> _Dataset entries on figures_
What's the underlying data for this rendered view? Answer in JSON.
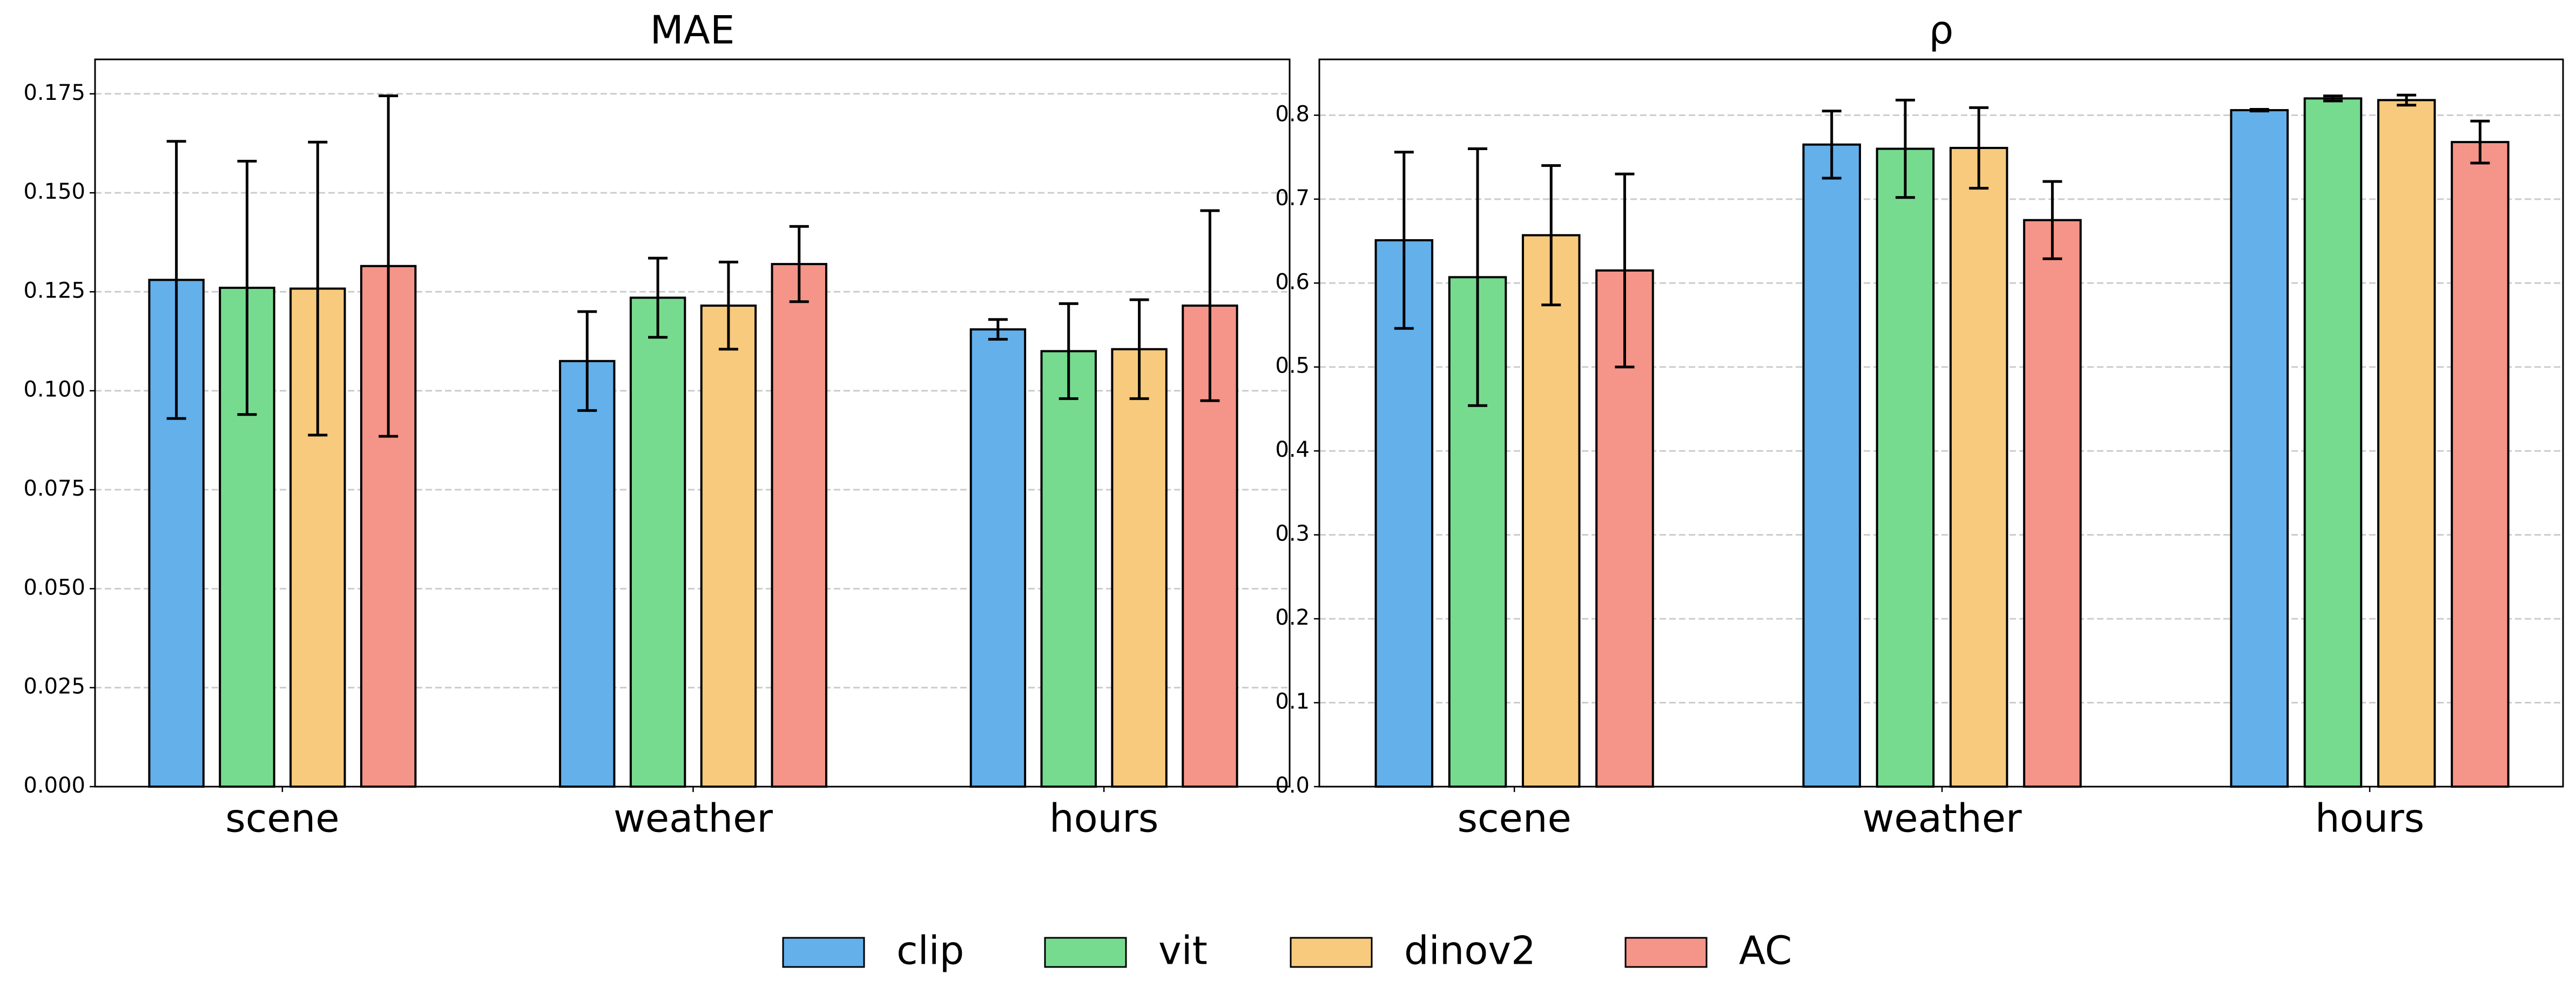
{
  "chart_data": [
    {
      "type": "bar",
      "title": "MAE",
      "categories": [
        "scene",
        "weather",
        "hours"
      ],
      "series": [
        {
          "name": "clip",
          "color": "#63b0eb",
          "values": [
            0.128,
            0.1075,
            0.1155
          ],
          "errors": [
            0.035,
            0.0125,
            0.0025
          ]
        },
        {
          "name": "vit",
          "color": "#77db8f",
          "values": [
            0.126,
            0.1235,
            0.11
          ],
          "errors": [
            0.032,
            0.01,
            0.012
          ]
        },
        {
          "name": "dinov2",
          "color": "#f7ca7d",
          "values": [
            0.1258,
            0.1215,
            0.1105
          ],
          "errors": [
            0.037,
            0.011,
            0.0125
          ]
        },
        {
          "name": "AC",
          "color": "#f59488",
          "values": [
            0.1315,
            0.132,
            0.1215
          ],
          "errors": [
            0.043,
            0.0095,
            0.024
          ]
        }
      ],
      "ylim": [
        0,
        0.1837
      ],
      "yticks": [
        {
          "value": 0,
          "label": "0.000"
        },
        0.025,
        {
          "value": 0.05,
          "label": "0.050"
        },
        0.075,
        {
          "value": 0.1,
          "label": "0.100"
        },
        0.125,
        {
          "value": 0.15,
          "label": "0.150"
        },
        0.175
      ],
      "grid": true
    },
    {
      "type": "bar",
      "title": "ρ",
      "categories": [
        "scene",
        "weather",
        "hours"
      ],
      "series": [
        {
          "values": [
            0.651,
            0.765,
            0.806
          ],
          "errors": [
            0.105,
            0.04,
            0.001
          ]
        },
        {
          "values": [
            0.607,
            0.76,
            0.82
          ],
          "errors": [
            0.153,
            0.058,
            0.003
          ]
        },
        {
          "values": [
            0.657,
            0.761,
            0.818
          ],
          "errors": [
            0.083,
            0.048,
            0.006
          ]
        },
        {
          "values": [
            0.615,
            0.675,
            0.768
          ],
          "errors": [
            0.115,
            0.046,
            0.025
          ]
        }
      ],
      "ylim": [
        0,
        0.8665
      ],
      "yticks": [
        {
          "value": 0,
          "label": "0.0"
        },
        0.1,
        0.2,
        0.3,
        0.4,
        0.5,
        0.6,
        0.7,
        0.8
      ],
      "grid": true
    }
  ]
}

> _Set exercise_
From the records given above, reproduce all text exactly and exclude each picture.

> _Task output_
What's the underlying data for this rendered view? Answer in JSON.
{
  "chart_data": [
    {
      "type": "bar",
      "title": "MAE",
      "categories": [
        "scene",
        "weather",
        "hours"
      ],
      "series": [
        {
          "name": "clip",
          "color": "#63b0eb",
          "values": [
            0.128,
            0.1075,
            0.1155
          ],
          "errors": [
            0.035,
            0.0125,
            0.0025
          ]
        },
        {
          "name": "vit",
          "color": "#77db8f",
          "values": [
            0.126,
            0.1235,
            0.11
          ],
          "errors": [
            0.032,
            0.01,
            0.012
          ]
        },
        {
          "name": "dinov2",
          "color": "#f7ca7d",
          "values": [
            0.1258,
            0.1215,
            0.1105
          ],
          "errors": [
            0.037,
            0.011,
            0.0125
          ]
        },
        {
          "name": "AC",
          "color": "#f59488",
          "values": [
            0.1315,
            0.132,
            0.1215
          ],
          "errors": [
            0.043,
            0.0095,
            0.024
          ]
        }
      ],
      "ylim": [
        0,
        0.1837
      ],
      "yticks": [
        {
          "value": 0,
          "label": "0.000"
        },
        0.025,
        {
          "value": 0.05,
          "label": "0.050"
        },
        0.075,
        {
          "value": 0.1,
          "label": "0.100"
        },
        0.125,
        {
          "value": 0.15,
          "label": "0.150"
        },
        0.175
      ],
      "grid": true
    },
    {
      "type": "bar",
      "title": "ρ",
      "categories": [
        "scene",
        "weather",
        "hours"
      ],
      "series": [
        {
          "values": [
            0.651,
            0.765,
            0.806
          ],
          "errors": [
            0.105,
            0.04,
            0.001
          ]
        },
        {
          "values": [
            0.607,
            0.76,
            0.82
          ],
          "errors": [
            0.153,
            0.058,
            0.003
          ]
        },
        {
          "values": [
            0.657,
            0.761,
            0.818
          ],
          "errors": [
            0.083,
            0.048,
            0.006
          ]
        },
        {
          "values": [
            0.615,
            0.675,
            0.768
          ],
          "errors": [
            0.115,
            0.046,
            0.025
          ]
        }
      ],
      "ylim": [
        0,
        0.8665
      ],
      "yticks": [
        {
          "value": 0,
          "label": "0.0"
        },
        0.1,
        0.2,
        0.3,
        0.4,
        0.5,
        0.6,
        0.7,
        0.8
      ],
      "grid": true
    }
  ]
}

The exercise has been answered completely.